## TASK GOAL
In the listing, determine how many lines contain "resources". The reply is that number alone.

## PROVIDED ENTRIES
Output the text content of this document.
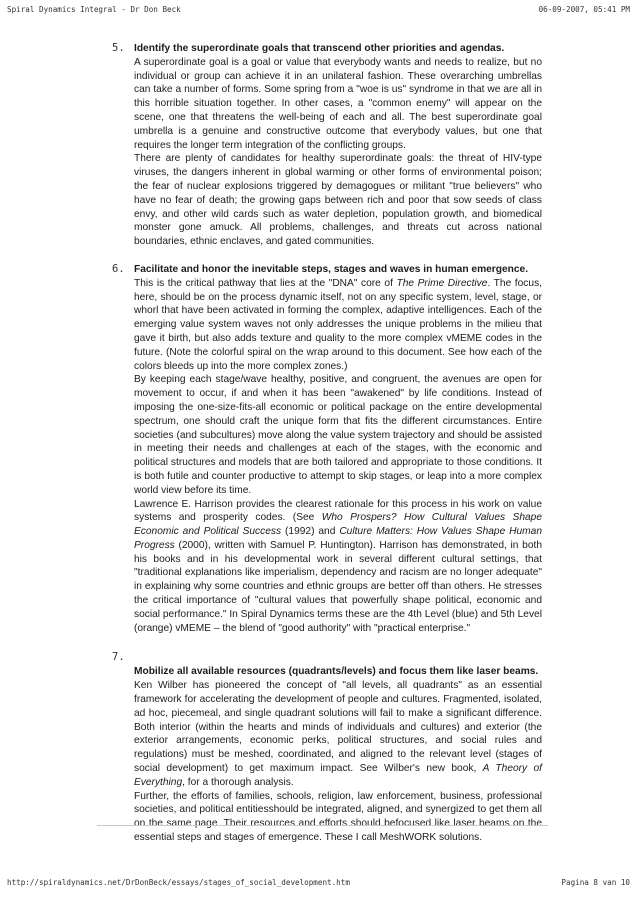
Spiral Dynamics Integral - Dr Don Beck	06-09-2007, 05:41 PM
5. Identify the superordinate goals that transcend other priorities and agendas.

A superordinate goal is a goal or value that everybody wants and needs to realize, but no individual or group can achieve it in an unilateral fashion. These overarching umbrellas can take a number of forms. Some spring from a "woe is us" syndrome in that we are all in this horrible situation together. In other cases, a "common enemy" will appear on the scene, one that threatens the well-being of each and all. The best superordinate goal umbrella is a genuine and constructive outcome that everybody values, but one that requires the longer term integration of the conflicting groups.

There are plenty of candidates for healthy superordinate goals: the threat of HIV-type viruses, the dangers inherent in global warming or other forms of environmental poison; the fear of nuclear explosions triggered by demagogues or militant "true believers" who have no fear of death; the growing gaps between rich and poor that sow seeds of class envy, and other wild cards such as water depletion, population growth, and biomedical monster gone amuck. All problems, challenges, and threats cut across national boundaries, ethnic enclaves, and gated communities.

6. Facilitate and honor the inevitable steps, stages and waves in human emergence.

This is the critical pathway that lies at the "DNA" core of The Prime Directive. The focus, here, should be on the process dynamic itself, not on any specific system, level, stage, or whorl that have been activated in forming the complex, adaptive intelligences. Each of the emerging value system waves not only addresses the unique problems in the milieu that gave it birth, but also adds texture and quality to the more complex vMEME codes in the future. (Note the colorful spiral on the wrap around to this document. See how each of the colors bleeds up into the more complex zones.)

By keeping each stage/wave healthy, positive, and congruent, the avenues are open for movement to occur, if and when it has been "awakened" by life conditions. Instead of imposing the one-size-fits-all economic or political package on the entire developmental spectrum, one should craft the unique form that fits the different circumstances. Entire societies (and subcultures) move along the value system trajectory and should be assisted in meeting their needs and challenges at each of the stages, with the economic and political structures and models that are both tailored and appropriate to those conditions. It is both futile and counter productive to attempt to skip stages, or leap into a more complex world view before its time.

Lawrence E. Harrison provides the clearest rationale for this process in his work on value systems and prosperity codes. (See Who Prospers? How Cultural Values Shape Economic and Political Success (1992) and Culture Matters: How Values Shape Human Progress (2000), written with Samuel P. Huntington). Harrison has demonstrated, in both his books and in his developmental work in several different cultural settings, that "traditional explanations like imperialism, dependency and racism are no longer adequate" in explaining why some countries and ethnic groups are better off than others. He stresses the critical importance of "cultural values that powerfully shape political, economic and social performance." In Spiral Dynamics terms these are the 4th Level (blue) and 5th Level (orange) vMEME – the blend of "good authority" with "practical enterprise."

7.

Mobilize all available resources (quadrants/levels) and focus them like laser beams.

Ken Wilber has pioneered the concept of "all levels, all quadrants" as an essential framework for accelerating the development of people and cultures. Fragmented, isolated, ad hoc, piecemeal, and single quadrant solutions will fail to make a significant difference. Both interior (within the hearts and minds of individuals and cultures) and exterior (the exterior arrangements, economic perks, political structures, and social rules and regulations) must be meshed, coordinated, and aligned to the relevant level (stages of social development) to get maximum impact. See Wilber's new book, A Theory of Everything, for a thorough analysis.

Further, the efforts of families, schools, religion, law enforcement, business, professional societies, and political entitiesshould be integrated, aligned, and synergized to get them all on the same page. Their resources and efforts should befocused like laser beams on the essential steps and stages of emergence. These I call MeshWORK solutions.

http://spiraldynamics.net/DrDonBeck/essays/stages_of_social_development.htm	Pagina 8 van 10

## EXERCISE RESPONSE
2